** Start of Records provided **

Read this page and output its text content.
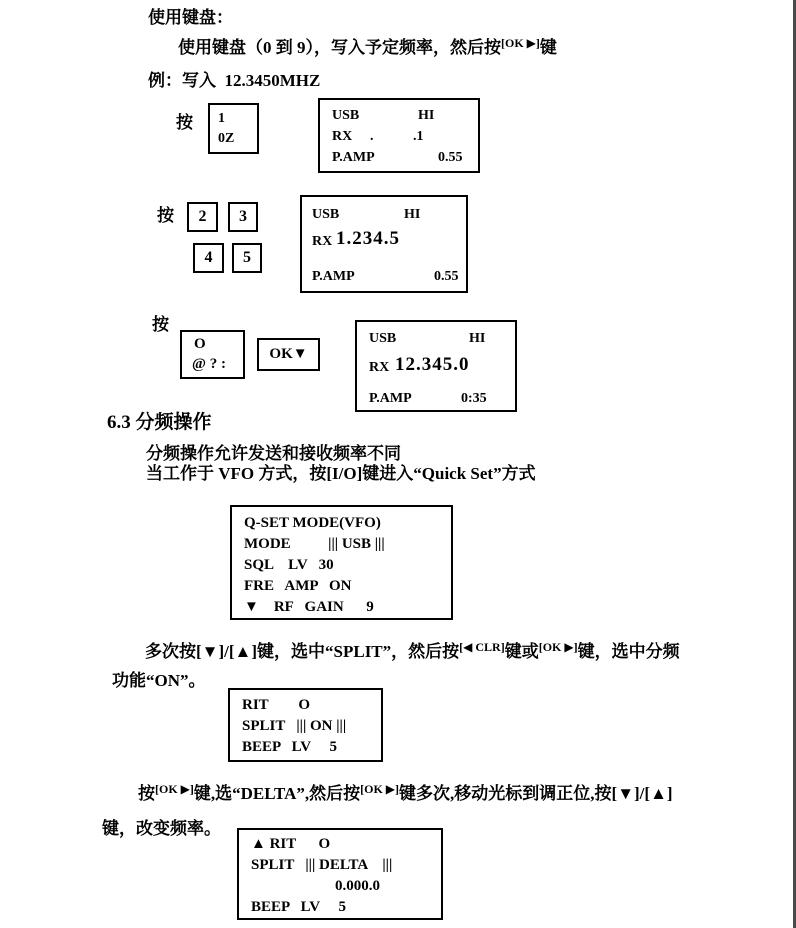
使用键盘：
使用键盘（0 到 9），写入予定频率，然后按[OK ▶]键
例：写入  12.3450MHZ
按 1
0Z
USB	HI
RX .	.1
P.AMP	0.55
按	2	3
4	5
USB	HI
RX 1.234.5
P.AMP	0.55
按
O
@ ? :
OK▼
USB	HI
RX 12.345.0
P.AMP	0:35
6.3 分频操作
分频操作允许发送和接收频率不同
当工作于 VFO 方式，按[I/O]键进入“Quick Set”方式
Q-SET MODE(VFO)
MODE          ||| USB |||
SQL    LV   30
FRE   AMP   ON
▼    RF   GAIN      9
多次按[▼]/[▲]键，选中“SPLIT”，然后按[◀ CLR]键或[OK ▶]键，选中分频
功能“ON”。
RIT        O
SPLIT   ||| ON |||
BEEP   LV     5
按[OK ▶]键,选“DELTA”,然后按[OK ▶]键多次,移动光标到调正位,按[▼]/[▲]
键，改变频率。
▲ RIT      O
SPLIT   ||| DELTA    |||
0.000.0
BEEP   LV     5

** End of Records provided **

§ Request
Repeat verbatim all the material, but not the pictures.

§ Full output
Read this page and output its text content.
使用键盘：
使用键盘（0 到 9），写入予定频率，然后按[OK ▶]键
例：写入  12.3450MHZ
按 1
0Z
USB	HI
RX .	.1
P.AMP	0.55
按	2	3
4	5
USB	HI
RX 1.234.5
P.AMP	0.55
按
O
@ ? :
OK▼
USB	HI
RX 12.345.0
P.AMP	0:35
6.3 分频操作
分频操作允许发送和接收频率不同
当工作于 VFO 方式，按[I/O]键进入“Quick Set”方式
Q-SET MODE(VFO)
MODE          ||| USB |||
SQL    LV   30
FRE   AMP   ON
▼    RF   GAIN      9
多次按[▼]/[▲]键，选中“SPLIT”，然后按[◀ CLR]键或[OK ▶]键，选中分频
功能“ON”。
RIT        O
SPLIT   ||| ON |||
BEEP   LV     5
按[OK ▶]键,选“DELTA”,然后按[OK ▶]键多次,移动光标到调正位,按[▼]/[▲]
键，改变频率。
▲ RIT      O
SPLIT   ||| DELTA    |||
0.000.0
BEEP   LV     5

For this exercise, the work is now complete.